[Rows from a figure dataset]
--------

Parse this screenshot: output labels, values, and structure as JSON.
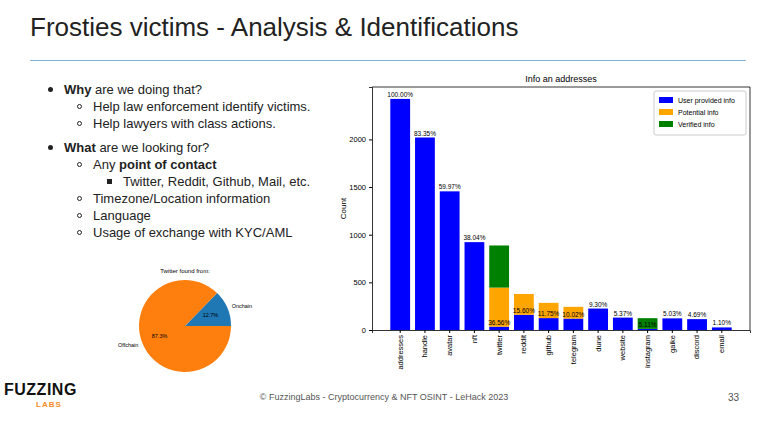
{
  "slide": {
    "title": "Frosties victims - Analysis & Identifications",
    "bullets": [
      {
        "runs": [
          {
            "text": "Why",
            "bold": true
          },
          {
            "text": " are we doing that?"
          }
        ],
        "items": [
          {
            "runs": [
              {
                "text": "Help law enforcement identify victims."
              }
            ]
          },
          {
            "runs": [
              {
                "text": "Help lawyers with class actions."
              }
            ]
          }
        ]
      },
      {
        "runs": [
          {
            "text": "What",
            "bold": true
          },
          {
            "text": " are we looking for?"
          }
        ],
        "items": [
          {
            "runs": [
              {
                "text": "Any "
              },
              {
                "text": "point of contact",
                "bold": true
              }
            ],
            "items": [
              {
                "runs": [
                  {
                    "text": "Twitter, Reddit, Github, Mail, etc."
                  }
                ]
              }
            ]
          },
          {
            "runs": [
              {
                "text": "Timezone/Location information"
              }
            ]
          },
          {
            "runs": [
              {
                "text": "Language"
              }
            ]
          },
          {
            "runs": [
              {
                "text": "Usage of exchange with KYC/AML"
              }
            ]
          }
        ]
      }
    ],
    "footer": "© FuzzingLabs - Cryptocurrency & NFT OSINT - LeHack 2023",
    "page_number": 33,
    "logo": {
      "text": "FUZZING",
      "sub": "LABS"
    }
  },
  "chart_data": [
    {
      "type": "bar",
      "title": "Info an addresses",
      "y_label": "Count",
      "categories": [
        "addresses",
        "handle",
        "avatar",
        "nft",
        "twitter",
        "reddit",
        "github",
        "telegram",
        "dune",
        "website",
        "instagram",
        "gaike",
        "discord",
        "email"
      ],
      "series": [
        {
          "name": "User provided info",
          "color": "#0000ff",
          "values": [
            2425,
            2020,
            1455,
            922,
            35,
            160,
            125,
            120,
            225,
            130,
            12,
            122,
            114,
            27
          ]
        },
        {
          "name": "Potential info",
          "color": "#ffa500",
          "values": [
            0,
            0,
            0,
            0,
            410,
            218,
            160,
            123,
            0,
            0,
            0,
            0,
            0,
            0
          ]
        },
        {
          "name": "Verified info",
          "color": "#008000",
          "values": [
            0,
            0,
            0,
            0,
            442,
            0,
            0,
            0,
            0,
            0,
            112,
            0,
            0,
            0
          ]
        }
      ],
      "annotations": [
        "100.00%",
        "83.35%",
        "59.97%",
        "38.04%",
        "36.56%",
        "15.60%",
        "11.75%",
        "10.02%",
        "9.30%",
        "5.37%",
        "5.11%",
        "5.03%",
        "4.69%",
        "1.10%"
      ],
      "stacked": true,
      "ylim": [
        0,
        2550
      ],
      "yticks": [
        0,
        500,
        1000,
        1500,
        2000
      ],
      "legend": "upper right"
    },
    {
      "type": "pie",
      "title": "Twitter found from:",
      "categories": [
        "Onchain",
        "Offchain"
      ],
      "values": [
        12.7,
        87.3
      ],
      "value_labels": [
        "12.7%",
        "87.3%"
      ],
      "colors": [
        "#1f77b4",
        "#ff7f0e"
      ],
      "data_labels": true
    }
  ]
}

--------

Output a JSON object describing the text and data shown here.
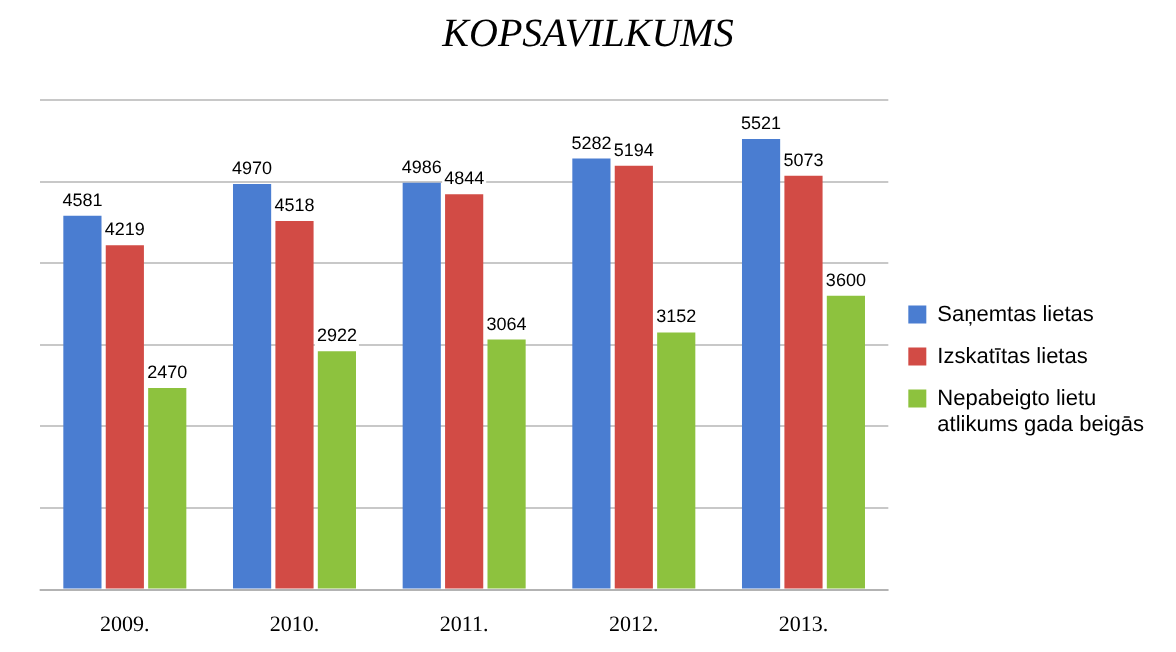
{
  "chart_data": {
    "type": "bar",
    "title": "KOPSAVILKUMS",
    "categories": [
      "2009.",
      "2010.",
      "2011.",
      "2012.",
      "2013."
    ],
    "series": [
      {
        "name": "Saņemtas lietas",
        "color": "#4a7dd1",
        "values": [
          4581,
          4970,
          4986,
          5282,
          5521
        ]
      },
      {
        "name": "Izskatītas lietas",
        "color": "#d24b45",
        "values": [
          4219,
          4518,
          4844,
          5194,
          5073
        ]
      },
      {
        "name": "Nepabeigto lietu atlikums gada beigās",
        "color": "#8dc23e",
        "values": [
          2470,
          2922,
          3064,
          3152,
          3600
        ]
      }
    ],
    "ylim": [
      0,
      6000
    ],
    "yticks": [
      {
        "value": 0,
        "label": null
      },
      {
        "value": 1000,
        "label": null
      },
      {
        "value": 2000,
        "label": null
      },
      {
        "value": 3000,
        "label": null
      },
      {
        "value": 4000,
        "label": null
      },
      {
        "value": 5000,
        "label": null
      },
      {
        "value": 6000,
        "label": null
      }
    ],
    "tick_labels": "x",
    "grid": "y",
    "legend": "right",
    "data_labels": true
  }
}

--------

Search the material above for "JSON". Pull out each line where it shows up.

Parse this screenshot: output labels, values, and structure as JSON.
Output a JSON object describing the text and data shown here.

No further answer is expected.